Data supplied:

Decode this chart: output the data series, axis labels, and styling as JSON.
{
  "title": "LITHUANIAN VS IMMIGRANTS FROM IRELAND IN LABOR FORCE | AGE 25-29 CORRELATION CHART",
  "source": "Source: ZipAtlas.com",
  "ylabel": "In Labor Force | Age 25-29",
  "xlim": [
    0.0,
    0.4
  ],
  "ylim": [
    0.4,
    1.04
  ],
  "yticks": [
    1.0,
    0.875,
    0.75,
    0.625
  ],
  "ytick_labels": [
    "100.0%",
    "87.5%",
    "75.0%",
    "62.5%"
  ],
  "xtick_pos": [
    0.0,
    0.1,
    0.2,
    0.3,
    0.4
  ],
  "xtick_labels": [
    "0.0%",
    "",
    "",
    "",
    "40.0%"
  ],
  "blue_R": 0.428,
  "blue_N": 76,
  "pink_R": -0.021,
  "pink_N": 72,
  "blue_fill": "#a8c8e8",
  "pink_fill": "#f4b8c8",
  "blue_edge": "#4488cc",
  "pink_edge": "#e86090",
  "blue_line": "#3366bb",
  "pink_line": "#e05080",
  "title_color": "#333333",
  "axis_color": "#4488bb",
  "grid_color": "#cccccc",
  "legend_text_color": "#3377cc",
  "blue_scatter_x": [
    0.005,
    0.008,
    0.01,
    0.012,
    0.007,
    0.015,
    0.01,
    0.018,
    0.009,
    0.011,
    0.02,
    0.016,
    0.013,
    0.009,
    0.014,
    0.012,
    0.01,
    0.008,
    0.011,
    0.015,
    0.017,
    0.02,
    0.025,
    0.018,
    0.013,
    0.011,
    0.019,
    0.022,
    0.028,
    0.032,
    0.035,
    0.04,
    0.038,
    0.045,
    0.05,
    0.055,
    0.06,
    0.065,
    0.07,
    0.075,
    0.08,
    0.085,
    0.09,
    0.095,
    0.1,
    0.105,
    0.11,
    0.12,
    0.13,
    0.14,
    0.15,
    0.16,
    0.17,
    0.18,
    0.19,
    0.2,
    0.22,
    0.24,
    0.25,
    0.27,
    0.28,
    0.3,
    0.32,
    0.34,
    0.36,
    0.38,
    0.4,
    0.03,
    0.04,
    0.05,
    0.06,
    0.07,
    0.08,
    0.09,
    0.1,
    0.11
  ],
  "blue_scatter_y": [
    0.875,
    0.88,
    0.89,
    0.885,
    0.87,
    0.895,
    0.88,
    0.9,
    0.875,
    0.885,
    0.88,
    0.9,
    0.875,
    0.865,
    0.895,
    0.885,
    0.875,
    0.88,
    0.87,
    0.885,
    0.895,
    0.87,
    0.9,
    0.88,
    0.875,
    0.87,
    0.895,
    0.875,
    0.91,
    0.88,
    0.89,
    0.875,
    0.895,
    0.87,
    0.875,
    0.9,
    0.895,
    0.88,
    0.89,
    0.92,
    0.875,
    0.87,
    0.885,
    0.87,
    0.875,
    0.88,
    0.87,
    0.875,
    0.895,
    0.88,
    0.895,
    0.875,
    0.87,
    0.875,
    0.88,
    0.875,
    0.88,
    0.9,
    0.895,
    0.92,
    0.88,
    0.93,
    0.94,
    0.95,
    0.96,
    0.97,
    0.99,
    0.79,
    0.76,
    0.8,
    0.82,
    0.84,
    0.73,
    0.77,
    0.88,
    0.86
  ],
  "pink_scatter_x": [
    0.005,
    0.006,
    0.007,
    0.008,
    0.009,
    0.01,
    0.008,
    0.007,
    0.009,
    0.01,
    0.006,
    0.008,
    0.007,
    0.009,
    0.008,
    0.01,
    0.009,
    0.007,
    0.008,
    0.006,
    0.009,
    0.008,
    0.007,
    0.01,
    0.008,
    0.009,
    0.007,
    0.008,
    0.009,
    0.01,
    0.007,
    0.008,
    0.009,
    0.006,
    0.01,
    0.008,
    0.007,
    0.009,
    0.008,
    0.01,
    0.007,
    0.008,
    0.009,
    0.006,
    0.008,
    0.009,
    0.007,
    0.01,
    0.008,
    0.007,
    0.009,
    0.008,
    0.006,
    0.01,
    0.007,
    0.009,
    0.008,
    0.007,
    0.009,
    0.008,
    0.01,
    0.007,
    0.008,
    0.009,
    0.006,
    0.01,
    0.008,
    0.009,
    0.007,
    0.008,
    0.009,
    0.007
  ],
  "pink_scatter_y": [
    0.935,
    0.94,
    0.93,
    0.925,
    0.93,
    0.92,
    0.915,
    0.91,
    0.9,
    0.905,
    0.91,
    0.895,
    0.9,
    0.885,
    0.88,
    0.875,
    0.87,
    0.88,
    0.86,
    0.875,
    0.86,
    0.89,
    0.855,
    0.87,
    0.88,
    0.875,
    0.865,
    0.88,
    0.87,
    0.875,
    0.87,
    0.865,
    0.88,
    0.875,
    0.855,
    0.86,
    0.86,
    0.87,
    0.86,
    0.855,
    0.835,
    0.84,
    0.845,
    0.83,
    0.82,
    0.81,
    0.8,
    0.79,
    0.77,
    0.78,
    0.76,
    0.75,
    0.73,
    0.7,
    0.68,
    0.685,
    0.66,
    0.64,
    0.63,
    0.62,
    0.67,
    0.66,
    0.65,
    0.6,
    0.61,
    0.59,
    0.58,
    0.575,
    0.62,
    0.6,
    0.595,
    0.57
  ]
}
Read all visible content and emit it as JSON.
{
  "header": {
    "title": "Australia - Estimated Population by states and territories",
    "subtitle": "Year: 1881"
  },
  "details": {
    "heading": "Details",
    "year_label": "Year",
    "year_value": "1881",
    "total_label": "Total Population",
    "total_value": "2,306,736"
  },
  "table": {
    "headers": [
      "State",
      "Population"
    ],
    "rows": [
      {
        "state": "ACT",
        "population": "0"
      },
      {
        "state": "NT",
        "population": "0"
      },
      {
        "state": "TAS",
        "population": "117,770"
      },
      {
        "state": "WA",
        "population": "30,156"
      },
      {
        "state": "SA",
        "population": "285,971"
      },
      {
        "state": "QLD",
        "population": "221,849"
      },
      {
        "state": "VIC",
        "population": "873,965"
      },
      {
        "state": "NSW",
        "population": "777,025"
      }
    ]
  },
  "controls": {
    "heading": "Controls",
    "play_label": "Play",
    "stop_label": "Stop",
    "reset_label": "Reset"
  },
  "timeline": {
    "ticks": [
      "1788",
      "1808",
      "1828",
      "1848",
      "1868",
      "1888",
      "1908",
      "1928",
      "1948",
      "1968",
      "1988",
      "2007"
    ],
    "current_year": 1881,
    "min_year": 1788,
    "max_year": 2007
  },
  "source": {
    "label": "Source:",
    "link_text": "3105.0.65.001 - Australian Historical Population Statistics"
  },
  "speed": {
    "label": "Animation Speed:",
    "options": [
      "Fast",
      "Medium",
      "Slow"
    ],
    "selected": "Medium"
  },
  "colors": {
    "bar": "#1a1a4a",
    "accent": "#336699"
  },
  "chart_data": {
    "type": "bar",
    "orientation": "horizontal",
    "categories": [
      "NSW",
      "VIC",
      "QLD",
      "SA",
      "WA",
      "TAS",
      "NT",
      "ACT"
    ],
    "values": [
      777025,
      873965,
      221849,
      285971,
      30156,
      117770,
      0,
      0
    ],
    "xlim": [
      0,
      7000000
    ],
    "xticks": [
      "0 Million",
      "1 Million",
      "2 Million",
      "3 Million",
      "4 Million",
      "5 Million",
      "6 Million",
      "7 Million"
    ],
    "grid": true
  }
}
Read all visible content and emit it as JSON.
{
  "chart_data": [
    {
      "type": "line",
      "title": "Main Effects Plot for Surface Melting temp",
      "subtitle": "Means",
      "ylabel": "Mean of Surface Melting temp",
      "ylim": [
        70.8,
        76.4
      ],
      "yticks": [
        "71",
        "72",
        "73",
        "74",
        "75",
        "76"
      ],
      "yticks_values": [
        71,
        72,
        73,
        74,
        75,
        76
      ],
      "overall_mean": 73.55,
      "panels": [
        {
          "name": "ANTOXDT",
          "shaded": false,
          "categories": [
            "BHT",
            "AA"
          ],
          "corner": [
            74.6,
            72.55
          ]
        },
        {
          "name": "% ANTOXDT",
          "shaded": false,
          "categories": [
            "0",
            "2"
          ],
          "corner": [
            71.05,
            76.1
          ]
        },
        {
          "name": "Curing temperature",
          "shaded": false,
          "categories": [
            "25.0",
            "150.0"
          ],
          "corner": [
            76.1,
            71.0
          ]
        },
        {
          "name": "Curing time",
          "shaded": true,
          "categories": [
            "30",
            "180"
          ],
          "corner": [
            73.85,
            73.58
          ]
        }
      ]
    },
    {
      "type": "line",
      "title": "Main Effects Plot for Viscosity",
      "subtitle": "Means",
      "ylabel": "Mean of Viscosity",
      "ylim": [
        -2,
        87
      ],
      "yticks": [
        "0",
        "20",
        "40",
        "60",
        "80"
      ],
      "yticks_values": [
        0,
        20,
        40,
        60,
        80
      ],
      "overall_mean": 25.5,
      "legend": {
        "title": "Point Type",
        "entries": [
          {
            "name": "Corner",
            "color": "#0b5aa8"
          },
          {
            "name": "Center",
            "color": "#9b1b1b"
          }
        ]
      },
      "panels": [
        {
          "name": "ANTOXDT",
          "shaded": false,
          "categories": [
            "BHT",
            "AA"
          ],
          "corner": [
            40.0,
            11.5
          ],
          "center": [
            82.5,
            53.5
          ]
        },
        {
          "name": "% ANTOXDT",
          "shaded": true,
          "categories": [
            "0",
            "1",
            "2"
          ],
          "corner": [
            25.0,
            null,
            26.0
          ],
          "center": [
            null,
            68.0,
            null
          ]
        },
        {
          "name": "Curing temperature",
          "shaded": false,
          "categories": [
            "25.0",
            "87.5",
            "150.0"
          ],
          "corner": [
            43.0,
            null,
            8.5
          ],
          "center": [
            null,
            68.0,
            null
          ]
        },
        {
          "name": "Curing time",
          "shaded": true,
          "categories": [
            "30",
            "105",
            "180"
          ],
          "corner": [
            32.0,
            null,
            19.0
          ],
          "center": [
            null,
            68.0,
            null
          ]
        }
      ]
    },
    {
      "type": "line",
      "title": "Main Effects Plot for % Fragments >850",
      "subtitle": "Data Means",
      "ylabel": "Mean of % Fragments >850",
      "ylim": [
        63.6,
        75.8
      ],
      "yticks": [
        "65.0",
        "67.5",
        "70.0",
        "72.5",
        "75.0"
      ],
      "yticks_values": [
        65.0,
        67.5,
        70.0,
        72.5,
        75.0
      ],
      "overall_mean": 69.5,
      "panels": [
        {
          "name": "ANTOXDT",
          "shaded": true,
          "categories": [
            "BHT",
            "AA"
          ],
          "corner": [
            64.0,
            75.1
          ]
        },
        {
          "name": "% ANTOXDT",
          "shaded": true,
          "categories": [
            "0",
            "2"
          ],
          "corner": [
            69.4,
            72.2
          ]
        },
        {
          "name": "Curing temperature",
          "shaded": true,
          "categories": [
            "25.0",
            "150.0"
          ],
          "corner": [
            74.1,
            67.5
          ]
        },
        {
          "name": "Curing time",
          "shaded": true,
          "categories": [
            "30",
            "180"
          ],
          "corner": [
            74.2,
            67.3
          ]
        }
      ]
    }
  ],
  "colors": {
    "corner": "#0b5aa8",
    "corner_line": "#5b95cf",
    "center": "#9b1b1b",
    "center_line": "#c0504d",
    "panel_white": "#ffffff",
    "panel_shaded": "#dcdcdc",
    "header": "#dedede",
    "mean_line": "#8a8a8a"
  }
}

What to produce: Copy out every line of the listing that contains the string "Viscosity".

Solution:
      "title": "Main Effects Plot for Viscosity",
      "ylabel": "Mean of Viscosity",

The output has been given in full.